_RECORDS FOR THE TASK_
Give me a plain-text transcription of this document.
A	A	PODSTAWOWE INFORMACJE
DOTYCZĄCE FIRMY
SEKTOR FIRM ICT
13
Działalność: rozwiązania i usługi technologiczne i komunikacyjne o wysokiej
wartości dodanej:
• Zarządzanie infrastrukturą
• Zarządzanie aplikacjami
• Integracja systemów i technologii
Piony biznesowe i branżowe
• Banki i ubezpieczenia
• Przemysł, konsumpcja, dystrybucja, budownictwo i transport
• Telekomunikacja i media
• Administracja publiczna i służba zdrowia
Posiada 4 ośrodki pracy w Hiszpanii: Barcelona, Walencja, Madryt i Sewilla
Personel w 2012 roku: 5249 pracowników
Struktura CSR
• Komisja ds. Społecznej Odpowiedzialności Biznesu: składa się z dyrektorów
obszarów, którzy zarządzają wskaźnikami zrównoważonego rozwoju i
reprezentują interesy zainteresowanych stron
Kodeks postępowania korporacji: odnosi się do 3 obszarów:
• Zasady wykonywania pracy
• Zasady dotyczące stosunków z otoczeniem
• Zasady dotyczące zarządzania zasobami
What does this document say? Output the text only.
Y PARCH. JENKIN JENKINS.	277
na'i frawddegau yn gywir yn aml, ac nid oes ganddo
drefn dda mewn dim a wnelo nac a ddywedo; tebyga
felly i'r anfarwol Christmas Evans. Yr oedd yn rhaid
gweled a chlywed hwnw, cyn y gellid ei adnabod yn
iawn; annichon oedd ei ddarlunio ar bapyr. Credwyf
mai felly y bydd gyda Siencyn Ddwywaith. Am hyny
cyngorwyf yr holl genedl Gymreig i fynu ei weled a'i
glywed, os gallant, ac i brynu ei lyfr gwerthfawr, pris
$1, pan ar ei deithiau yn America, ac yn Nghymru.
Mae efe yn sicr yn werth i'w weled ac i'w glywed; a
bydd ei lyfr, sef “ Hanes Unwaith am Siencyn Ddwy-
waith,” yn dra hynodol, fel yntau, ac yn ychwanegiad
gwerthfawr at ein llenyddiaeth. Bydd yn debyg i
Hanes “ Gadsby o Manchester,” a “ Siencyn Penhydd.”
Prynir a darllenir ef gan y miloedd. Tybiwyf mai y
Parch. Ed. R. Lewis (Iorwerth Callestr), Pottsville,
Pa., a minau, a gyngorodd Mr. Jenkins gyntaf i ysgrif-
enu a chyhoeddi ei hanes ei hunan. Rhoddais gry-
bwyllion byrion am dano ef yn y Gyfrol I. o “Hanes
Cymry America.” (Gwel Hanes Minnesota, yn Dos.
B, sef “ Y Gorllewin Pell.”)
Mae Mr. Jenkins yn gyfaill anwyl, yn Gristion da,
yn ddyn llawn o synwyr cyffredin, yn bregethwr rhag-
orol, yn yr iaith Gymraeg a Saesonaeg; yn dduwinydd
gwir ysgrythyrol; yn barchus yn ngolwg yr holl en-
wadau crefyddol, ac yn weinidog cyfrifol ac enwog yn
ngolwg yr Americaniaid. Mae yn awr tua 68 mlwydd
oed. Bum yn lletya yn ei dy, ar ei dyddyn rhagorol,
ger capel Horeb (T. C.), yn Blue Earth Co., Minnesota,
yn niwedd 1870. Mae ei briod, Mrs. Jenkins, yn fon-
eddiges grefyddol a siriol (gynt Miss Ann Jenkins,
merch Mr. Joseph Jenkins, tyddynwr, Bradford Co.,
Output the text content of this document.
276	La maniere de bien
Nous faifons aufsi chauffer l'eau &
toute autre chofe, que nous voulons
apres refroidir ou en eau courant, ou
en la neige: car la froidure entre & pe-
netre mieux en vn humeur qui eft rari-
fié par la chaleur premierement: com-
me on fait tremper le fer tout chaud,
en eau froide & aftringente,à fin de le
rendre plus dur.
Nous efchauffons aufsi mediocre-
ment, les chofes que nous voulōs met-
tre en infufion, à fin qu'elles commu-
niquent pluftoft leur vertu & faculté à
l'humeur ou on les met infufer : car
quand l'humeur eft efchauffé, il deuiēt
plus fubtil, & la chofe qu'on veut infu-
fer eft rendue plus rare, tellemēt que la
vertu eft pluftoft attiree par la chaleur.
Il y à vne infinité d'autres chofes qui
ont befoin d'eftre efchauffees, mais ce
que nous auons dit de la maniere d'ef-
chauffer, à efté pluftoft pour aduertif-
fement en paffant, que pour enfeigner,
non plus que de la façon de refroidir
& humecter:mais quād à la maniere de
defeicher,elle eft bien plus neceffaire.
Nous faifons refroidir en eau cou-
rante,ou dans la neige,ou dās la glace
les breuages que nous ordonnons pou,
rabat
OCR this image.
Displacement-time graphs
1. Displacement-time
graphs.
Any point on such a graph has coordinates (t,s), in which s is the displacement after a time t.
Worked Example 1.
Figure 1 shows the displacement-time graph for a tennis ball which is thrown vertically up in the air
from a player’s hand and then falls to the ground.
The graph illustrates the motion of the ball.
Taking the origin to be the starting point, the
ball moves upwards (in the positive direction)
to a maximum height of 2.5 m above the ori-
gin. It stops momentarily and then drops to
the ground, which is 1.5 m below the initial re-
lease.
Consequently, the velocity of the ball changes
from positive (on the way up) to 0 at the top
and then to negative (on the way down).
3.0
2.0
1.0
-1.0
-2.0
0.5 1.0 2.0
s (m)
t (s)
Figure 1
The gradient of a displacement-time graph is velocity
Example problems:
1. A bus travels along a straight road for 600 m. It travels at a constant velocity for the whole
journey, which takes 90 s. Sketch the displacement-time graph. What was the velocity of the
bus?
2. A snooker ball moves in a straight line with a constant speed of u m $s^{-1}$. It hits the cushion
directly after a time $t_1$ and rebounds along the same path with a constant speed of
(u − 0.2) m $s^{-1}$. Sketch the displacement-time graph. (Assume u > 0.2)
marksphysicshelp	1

_AIM OF THE TASK_
Reproduce the full set of records precisely.

_ANSWER TO THIS EXERCISE_
Give me a plain-text transcription of this document.
A	A	PODSTAWOWE INFORMACJE
DOTYCZĄCE FIRMY
SEKTOR FIRM ICT
13
Działalność: rozwiązania i usługi technologiczne i komunikacyjne o wysokiej
wartości dodanej:
• Zarządzanie infrastrukturą
• Zarządzanie aplikacjami
• Integracja systemów i technologii
Piony biznesowe i branżowe
• Banki i ubezpieczenia
• Przemysł, konsumpcja, dystrybucja, budownictwo i transport
• Telekomunikacja i media
• Administracja publiczna i służba zdrowia
Posiada 4 ośrodki pracy w Hiszpanii: Barcelona, Walencja, Madryt i Sewilla
Personel w 2012 roku: 5249 pracowników
Struktura CSR
• Komisja ds. Społecznej Odpowiedzialności Biznesu: składa się z dyrektorów
obszarów, którzy zarządzają wskaźnikami zrównoważonego rozwoju i
reprezentują interesy zainteresowanych stron
Kodeks postępowania korporacji: odnosi się do 3 obszarów:
• Zasady wykonywania pracy
• Zasady dotyczące stosunków z otoczeniem
• Zasady dotyczące zarządzania zasobami
What does this document say? Output the text only.
Y PARCH. JENKIN JENKINS.	277
na'i frawddegau yn gywir yn aml, ac nid oes ganddo
drefn dda mewn dim a wnelo nac a ddywedo; tebyga
felly i'r anfarwol Christmas Evans. Yr oedd yn rhaid
gweled a chlywed hwnw, cyn y gellid ei adnabod yn
iawn; annichon oedd ei ddarlunio ar bapyr. Credwyf
mai felly y bydd gyda Siencyn Ddwywaith. Am hyny
cyngorwyf yr holl genedl Gymreig i fynu ei weled a'i
glywed, os gallant, ac i brynu ei lyfr gwerthfawr, pris
$1, pan ar ei deithiau yn America, ac yn Nghymru.
Mae efe yn sicr yn werth i'w weled ac i'w glywed; a
bydd ei lyfr, sef “ Hanes Unwaith am Siencyn Ddwy-
waith,” yn dra hynodol, fel yntau, ac yn ychwanegiad
gwerthfawr at ein llenyddiaeth. Bydd yn debyg i
Hanes “ Gadsby o Manchester,” a “ Siencyn Penhydd.”
Prynir a darllenir ef gan y miloedd. Tybiwyf mai y
Parch. Ed. R. Lewis (Iorwerth Callestr), Pottsville,
Pa., a minau, a gyngorodd Mr. Jenkins gyntaf i ysgrif-
enu a chyhoeddi ei hanes ei hunan. Rhoddais gry-
bwyllion byrion am dano ef yn y Gyfrol I. o “Hanes
Cymry America.” (Gwel Hanes Minnesota, yn Dos.
B, sef “ Y Gorllewin Pell.”)
Mae Mr. Jenkins yn gyfaill anwyl, yn Gristion da,
yn ddyn llawn o synwyr cyffredin, yn bregethwr rhag-
orol, yn yr iaith Gymraeg a Saesonaeg; yn dduwinydd
gwir ysgrythyrol; yn barchus yn ngolwg yr holl en-
wadau crefyddol, ac yn weinidog cyfrifol ac enwog yn
ngolwg yr Americaniaid. Mae yn awr tua 68 mlwydd
oed. Bum yn lletya yn ei dy, ar ei dyddyn rhagorol,
ger capel Horeb (T. C.), yn Blue Earth Co., Minnesota,
yn niwedd 1870. Mae ei briod, Mrs. Jenkins, yn fon-
eddiges grefyddol a siriol (gynt Miss Ann Jenkins,
merch Mr. Joseph Jenkins, tyddynwr, Bradford Co.,
Output the text content of this document.
276	La maniere de bien
Nous faifons aufsi chauffer l'eau &
toute autre chofe, que nous voulons
apres refroidir ou en eau courant, ou
en la neige: car la froidure entre & pe-
netre mieux en vn humeur qui eft rari-
fié par la chaleur premierement: com-
me on fait tremper le fer tout chaud,
en eau froide & aftringente,à fin de le
rendre plus dur.
Nous efchauffons aufsi mediocre-
ment, les chofes que nous voulōs met-
tre en infufion, à fin qu'elles commu-
niquent pluftoft leur vertu & faculté à
l'humeur ou on les met infufer : car
quand l'humeur eft efchauffé, il deuiēt
plus fubtil, & la chofe qu'on veut infu-
fer eft rendue plus rare, tellemēt que la
vertu eft pluftoft attiree par la chaleur.
Il y à vne infinité d'autres chofes qui
ont befoin d'eftre efchauffees, mais ce
que nous auons dit de la maniere d'ef-
chauffer, à efté pluftoft pour aduertif-
fement en paffant, que pour enfeigner,
non plus que de la façon de refroidir
& humecter:mais quād à la maniere de
defeicher,elle eft bien plus neceffaire.
Nous faifons refroidir en eau cou-
rante,ou dans la neige,ou dās la glace
les breuages que nous ordonnons pou,
rabat
OCR this image.
Displacement-time graphs
1. Displacement-time
graphs.
Any point on such a graph has coordinates (t,s), in which s is the displacement after a time t.
Worked Example 1.
Figure 1 shows the displacement-time graph for a tennis ball which is thrown vertically up in the air
from a player’s hand and then falls to the ground.
The graph illustrates the motion of the ball.
Taking the origin to be the starting point, the
ball moves upwards (in the positive direction)
to a maximum height of 2.5 m above the ori-
gin. It stops momentarily and then drops to
the ground, which is 1.5 m below the initial re-
lease.
Consequently, the velocity of the ball changes
from positive (on the way up) to 0 at the top
and then to negative (on the way down).
3.0
2.0
1.0
-1.0
-2.0
0.5 1.0 2.0
s (m)
t (s)
Figure 1
The gradient of a displacement-time graph is velocity
Example problems:
1. A bus travels along a straight road for 600 m. It travels at a constant velocity for the whole
journey, which takes 90 s. Sketch the displacement-time graph. What was the velocity of the
bus?
2. A snooker ball moves in a straight line with a constant speed of u m $s^{-1}$. It hits the cushion
directly after a time $t_1$ and rebounds along the same path with a constant speed of
(u − 0.2) m $s^{-1}$. Sketch the displacement-time graph. (Assume u > 0.2)
marksphysicshelp	1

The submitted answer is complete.